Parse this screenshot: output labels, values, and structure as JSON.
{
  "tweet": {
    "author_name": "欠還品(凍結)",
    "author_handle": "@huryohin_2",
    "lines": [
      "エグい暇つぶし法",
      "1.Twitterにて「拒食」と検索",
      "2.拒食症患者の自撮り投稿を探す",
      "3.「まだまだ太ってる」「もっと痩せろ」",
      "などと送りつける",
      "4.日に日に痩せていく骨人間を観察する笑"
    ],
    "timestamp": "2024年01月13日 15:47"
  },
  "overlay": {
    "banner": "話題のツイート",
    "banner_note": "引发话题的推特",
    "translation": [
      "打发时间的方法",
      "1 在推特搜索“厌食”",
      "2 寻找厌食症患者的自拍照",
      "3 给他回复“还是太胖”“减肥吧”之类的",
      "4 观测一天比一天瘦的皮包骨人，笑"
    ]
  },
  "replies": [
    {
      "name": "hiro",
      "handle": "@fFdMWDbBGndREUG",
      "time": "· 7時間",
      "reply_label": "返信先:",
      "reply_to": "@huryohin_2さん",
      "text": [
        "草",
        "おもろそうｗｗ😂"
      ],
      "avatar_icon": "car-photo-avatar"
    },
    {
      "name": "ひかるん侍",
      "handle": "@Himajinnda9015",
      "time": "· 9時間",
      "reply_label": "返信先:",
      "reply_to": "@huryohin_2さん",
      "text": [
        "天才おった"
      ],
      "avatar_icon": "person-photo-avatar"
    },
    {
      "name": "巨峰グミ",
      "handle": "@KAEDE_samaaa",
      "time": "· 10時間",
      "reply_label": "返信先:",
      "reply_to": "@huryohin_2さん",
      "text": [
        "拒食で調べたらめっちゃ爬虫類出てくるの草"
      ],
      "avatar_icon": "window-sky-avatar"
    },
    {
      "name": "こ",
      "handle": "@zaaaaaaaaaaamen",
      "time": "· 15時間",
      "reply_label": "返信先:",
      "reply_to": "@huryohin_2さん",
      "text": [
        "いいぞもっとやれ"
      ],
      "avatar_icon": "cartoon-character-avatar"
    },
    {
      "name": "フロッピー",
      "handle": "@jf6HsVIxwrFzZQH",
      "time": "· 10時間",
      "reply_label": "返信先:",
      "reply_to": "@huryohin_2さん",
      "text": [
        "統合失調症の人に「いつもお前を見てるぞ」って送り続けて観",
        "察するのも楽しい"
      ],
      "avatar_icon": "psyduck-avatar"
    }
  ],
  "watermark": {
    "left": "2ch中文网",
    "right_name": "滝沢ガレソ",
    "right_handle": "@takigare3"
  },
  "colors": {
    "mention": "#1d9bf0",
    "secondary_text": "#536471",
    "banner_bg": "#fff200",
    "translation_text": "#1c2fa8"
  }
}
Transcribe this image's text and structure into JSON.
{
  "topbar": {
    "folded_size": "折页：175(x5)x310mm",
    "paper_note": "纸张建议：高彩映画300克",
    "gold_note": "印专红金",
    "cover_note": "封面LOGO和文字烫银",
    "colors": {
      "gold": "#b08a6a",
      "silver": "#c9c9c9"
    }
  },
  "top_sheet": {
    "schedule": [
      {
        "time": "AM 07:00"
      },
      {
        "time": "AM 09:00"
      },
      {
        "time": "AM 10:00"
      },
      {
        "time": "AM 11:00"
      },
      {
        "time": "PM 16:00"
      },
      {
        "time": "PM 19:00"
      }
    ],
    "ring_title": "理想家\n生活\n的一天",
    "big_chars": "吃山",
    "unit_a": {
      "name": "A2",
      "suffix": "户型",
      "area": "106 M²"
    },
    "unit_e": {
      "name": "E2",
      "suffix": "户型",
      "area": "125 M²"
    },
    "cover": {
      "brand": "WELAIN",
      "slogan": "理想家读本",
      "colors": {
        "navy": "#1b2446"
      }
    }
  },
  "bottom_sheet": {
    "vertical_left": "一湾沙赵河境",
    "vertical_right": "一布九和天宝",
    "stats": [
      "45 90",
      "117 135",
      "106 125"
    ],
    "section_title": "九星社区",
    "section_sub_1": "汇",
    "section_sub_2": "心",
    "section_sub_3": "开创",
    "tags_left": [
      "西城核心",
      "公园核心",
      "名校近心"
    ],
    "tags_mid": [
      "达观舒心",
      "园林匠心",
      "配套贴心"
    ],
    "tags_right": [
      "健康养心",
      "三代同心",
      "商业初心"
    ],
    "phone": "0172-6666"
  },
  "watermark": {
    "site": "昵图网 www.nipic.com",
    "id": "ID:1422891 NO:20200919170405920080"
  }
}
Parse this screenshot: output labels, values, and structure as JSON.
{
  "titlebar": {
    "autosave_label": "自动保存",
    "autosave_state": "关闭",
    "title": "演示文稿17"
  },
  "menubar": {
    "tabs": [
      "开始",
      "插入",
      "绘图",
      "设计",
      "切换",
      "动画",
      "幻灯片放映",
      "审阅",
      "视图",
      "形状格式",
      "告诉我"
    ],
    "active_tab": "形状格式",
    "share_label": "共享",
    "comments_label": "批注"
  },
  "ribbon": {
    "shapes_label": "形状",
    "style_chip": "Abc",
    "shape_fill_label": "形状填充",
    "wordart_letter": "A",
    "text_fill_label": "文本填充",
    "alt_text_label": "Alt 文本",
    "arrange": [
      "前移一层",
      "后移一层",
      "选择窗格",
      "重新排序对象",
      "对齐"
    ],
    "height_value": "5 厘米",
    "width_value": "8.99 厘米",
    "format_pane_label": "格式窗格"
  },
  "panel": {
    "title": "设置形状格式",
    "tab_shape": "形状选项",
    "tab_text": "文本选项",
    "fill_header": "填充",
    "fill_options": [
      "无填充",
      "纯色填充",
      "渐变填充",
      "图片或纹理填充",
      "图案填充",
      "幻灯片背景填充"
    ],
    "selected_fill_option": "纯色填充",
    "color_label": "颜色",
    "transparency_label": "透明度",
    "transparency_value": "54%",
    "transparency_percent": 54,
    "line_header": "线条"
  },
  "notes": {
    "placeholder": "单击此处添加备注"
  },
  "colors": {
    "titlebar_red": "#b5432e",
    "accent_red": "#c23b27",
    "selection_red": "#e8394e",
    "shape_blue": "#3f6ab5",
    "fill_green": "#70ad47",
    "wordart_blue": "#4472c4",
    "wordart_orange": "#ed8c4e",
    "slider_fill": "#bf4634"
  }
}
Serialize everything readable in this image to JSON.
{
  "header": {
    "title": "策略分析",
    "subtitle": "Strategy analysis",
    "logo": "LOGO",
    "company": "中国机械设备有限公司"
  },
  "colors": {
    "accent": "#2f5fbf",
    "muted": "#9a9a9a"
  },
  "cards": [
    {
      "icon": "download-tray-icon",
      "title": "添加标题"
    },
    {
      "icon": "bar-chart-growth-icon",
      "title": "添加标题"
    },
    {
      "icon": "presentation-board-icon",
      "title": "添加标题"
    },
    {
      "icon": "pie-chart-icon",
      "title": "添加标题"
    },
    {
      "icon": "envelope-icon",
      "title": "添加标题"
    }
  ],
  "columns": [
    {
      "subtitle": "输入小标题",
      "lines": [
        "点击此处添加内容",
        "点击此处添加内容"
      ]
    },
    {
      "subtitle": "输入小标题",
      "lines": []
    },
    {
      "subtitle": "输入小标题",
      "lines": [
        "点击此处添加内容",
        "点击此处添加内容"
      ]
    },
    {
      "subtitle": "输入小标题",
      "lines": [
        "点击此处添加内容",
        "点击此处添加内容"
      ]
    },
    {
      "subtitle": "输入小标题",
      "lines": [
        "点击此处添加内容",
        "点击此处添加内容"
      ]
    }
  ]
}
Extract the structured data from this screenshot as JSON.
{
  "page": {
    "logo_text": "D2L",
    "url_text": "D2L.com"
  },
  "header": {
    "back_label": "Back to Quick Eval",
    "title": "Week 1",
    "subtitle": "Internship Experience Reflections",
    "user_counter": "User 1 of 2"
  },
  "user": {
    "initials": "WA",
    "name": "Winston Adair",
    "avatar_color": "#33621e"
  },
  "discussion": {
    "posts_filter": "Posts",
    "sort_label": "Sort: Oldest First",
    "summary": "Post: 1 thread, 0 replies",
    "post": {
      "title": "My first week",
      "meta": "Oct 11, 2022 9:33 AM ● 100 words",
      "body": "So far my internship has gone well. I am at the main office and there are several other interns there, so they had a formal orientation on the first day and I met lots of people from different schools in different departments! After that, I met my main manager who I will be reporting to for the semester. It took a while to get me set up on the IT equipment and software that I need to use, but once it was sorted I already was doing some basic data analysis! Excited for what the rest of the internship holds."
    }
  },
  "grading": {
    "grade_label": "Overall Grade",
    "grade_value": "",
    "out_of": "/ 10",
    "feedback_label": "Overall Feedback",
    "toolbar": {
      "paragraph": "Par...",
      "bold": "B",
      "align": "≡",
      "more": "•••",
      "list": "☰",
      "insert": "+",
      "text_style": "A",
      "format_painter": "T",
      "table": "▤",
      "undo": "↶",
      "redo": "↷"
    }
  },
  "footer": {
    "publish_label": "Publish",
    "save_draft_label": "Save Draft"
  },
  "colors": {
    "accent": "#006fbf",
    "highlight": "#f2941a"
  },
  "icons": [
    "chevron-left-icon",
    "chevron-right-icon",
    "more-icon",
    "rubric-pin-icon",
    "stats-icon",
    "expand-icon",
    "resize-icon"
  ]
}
#####
Problem description: Examine the records and report how many lines contain the string "chevron". Only the number should be given.

Output of the task: 2